-- START Entries shown --

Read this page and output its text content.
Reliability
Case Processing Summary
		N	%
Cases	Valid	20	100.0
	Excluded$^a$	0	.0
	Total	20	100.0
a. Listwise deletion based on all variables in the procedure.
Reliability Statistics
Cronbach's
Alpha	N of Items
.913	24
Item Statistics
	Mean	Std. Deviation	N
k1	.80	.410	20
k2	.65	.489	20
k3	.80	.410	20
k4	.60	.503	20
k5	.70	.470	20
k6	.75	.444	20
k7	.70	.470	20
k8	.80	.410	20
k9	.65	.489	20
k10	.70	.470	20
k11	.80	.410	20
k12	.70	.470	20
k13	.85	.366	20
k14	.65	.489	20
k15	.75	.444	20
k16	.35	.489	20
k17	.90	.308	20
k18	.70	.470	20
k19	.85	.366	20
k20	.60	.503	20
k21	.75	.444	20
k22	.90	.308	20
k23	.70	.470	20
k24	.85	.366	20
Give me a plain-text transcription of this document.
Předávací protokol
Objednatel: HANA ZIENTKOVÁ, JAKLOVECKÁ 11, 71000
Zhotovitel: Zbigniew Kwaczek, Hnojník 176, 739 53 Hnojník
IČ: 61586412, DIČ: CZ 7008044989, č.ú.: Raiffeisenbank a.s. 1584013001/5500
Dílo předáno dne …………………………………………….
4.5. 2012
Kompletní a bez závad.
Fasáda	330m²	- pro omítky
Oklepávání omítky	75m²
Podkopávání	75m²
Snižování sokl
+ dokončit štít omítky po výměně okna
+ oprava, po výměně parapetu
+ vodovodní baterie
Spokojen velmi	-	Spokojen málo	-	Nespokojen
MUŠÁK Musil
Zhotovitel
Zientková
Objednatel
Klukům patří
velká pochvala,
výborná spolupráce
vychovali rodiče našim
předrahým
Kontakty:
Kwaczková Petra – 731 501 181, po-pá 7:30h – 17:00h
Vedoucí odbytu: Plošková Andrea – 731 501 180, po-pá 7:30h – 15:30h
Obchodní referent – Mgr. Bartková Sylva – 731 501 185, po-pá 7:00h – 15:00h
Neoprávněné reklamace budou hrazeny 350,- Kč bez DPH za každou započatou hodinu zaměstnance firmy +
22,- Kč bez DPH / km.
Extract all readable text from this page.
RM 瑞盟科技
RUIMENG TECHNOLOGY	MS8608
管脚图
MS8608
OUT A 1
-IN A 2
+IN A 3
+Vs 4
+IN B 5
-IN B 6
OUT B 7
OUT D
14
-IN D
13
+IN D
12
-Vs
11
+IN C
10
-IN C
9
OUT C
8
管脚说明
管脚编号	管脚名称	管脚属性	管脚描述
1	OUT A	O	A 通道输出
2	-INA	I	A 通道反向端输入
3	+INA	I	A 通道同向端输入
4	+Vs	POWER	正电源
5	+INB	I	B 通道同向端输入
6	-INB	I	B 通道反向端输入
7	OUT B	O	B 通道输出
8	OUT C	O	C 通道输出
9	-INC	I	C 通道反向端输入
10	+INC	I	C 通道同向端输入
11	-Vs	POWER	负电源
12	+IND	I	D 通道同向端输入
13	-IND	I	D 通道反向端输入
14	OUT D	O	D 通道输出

-- END Entries shown --

• **Exercise brief**
Copy exactly the lines from the one containing "Extract all readable text from this page." through the last line of the records, both included, and nothing else.

• **Result**
Extract all readable text from this page.
RM 瑞盟科技
RUIMENG TECHNOLOGY	MS8608
管脚图
MS8608
OUT A 1
-IN A 2
+IN A 3
+Vs 4
+IN B 5
-IN B 6
OUT B 7
OUT D
14
-IN D
13
+IN D
12
-Vs
11
+IN C
10
-IN C
9
OUT C
8
管脚说明
管脚编号	管脚名称	管脚属性	管脚描述
1	OUT A	O	A 通道输出
2	-INA	I	A 通道反向端输入
3	+INA	I	A 通道同向端输入
4	+Vs	POWER	正电源
5	+INB	I	B 通道同向端输入
6	-INB	I	B 通道反向端输入
7	OUT B	O	B 通道输出
8	OUT C	O	C 通道输出
9	-INC	I	C 通道反向端输入
10	+INC	I	C 通道同向端输入
11	-Vs	POWER	负电源
12	+IND	I	D 通道同向端输入
13	-IND	I	D 通道反向端输入
14	OUT D	O	D 通道输出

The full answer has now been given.